> EXTRAIT CITÉ
╔══

Rédigé par : Andy Vaujambon | vendredi 08 oct 2021 à 10:14
Un style soigné. J'aime à lire.
Rédigé par : minvielle | vendredi 08 oct 2021 à 10:24
Assez d'accord avec cette analyse.
Comme vous le précisez, le "modèle" maurrassien est inséparable de l'instauration d'une monarchie traditionnelle. Illusoire (lire Bertrand Renouvin). Rien à voir avec Zemmour.
Pour ce qui est de la question économique et sociale, comme hélas tout le monde (sauf un peu moins Laurent Wauquiez), il reste dans le dirigisme (inséparable du fiscalisme et de l'étatisme forcené), un espèce de néo-colbertisme (alors que Colbert comme l'avait démontré Guillaume Faye a été une catastrophe pour la France). Reconnaissons-lui tout de même une esquisse de libéralisme mais nous sommes très loin de la véritable solution salutaire, celle de la démocratie économique que prônait le Front national (1972-1990).

╚══

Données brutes
╔══

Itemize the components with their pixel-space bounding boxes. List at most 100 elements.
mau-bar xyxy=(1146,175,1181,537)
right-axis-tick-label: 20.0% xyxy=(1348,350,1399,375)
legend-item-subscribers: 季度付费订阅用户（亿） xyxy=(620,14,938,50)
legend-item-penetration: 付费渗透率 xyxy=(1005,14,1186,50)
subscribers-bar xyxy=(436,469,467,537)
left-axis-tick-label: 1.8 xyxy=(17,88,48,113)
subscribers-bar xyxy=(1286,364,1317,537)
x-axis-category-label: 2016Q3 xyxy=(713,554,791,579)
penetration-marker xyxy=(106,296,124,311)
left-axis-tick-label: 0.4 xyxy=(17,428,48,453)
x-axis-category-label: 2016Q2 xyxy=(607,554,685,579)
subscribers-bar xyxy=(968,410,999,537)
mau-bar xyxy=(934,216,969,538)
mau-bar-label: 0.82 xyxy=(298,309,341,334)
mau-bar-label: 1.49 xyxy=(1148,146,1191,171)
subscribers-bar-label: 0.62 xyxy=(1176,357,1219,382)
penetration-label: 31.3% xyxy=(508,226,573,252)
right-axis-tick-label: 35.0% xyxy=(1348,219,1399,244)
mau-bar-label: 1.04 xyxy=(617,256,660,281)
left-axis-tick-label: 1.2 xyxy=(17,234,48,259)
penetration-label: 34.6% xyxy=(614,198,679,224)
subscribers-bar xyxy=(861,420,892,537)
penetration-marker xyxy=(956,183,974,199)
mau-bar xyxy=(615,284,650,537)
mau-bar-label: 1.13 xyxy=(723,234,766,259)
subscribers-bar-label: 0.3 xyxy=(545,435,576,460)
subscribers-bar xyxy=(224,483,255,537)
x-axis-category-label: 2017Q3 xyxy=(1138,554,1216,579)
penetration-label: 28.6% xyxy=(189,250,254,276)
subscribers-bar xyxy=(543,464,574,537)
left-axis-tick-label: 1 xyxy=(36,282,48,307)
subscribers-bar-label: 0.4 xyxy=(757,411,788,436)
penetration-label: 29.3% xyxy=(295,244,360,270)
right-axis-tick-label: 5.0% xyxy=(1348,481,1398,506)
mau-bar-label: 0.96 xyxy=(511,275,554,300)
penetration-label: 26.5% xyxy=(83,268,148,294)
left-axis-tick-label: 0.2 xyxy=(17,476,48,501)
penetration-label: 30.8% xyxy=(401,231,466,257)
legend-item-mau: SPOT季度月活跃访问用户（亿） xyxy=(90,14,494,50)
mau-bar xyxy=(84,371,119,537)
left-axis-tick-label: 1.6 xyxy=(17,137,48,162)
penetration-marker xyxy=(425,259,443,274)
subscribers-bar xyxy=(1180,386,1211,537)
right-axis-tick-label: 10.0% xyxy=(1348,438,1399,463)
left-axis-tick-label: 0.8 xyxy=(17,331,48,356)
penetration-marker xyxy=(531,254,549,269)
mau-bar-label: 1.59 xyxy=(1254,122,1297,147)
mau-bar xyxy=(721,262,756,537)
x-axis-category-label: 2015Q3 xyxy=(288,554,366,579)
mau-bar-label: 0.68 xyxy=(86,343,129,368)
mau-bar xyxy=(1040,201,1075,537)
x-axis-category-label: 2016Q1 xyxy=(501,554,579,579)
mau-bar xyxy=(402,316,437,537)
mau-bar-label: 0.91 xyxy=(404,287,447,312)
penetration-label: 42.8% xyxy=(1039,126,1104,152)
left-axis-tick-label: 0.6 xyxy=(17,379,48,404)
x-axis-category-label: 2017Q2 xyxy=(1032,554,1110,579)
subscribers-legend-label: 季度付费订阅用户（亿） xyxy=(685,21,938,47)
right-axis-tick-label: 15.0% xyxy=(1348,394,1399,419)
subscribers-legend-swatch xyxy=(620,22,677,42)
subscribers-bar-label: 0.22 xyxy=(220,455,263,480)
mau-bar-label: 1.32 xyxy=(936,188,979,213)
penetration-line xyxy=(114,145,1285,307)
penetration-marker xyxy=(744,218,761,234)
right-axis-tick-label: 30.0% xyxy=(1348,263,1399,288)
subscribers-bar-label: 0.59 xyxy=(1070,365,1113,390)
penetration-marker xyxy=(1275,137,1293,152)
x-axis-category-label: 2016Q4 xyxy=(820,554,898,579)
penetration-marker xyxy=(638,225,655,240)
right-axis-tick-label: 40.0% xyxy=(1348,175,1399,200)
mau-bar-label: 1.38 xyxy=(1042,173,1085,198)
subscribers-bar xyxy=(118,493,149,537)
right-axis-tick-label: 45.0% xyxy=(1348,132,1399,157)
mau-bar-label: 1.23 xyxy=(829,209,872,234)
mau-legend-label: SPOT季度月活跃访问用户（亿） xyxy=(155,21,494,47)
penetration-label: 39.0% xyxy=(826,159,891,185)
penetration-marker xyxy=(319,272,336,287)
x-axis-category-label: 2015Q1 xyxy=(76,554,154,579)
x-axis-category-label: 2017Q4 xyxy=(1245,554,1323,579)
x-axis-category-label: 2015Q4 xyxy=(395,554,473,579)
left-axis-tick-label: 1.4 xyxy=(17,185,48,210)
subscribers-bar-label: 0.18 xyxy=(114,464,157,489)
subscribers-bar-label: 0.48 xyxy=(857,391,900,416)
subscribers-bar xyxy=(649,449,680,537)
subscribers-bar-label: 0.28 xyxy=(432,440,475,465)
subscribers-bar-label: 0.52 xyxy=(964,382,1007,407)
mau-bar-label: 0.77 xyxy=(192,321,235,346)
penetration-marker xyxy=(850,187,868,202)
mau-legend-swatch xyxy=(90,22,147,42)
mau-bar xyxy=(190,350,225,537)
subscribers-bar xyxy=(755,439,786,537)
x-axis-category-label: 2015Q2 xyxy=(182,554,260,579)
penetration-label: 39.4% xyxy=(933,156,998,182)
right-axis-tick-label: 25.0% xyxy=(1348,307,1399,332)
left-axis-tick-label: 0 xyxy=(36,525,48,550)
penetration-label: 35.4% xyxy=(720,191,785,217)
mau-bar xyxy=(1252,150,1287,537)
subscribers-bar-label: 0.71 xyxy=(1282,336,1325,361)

╚══

> CONSIGNES
1) Répondez à ces questions sur l'extrait :
(a) À quelle heure le commentaire signé minvielle a-t-il été rédigé ?
(b) Quel auteur ce commentaire recommande-t-il de lire au sujet du modèle maurrassien ?
(c) Qui, d'après ce commentaire, a démontré que Colbert a été une catastrophe pour la France ?
2) Recopiez sans rien changer le passage de l'extrait qui va de « Rédigé par : minvielle » jusqu'à « Front national (1972-1990). » inclus.

> RÉPONSES
1)
(a) À 10:24.
(b) Bertrand Renouvin.
(c) Guillaume Faye.

2)
Rédigé par : minvielle | vendredi 08 oct 2021 à 10:24
Assez d'accord avec cette analyse.
Comme vous le précisez, le "modèle" maurrassien est inséparable de l'instauration d'une monarchie traditionnelle. Illusoire (lire Bertrand Renouvin). Rien à voir avec Zemmour.
Pour ce qui est de la question économique et sociale, comme hélas tout le monde (sauf un peu moins Laurent Wauquiez), il reste dans le dirigisme (inséparable du fiscalisme et de l'étatisme forcené), un espèce de néo-colbertisme (alors que Colbert comme l'avait démontré Guillaume Faye a été une catastrophe pour la France). Reconnaissons-lui tout de même une esquisse de libéralisme mais nous sommes très loin de la véritable solution salutaire, celle de la démocratie économique que prônait le Front national (1972-1990).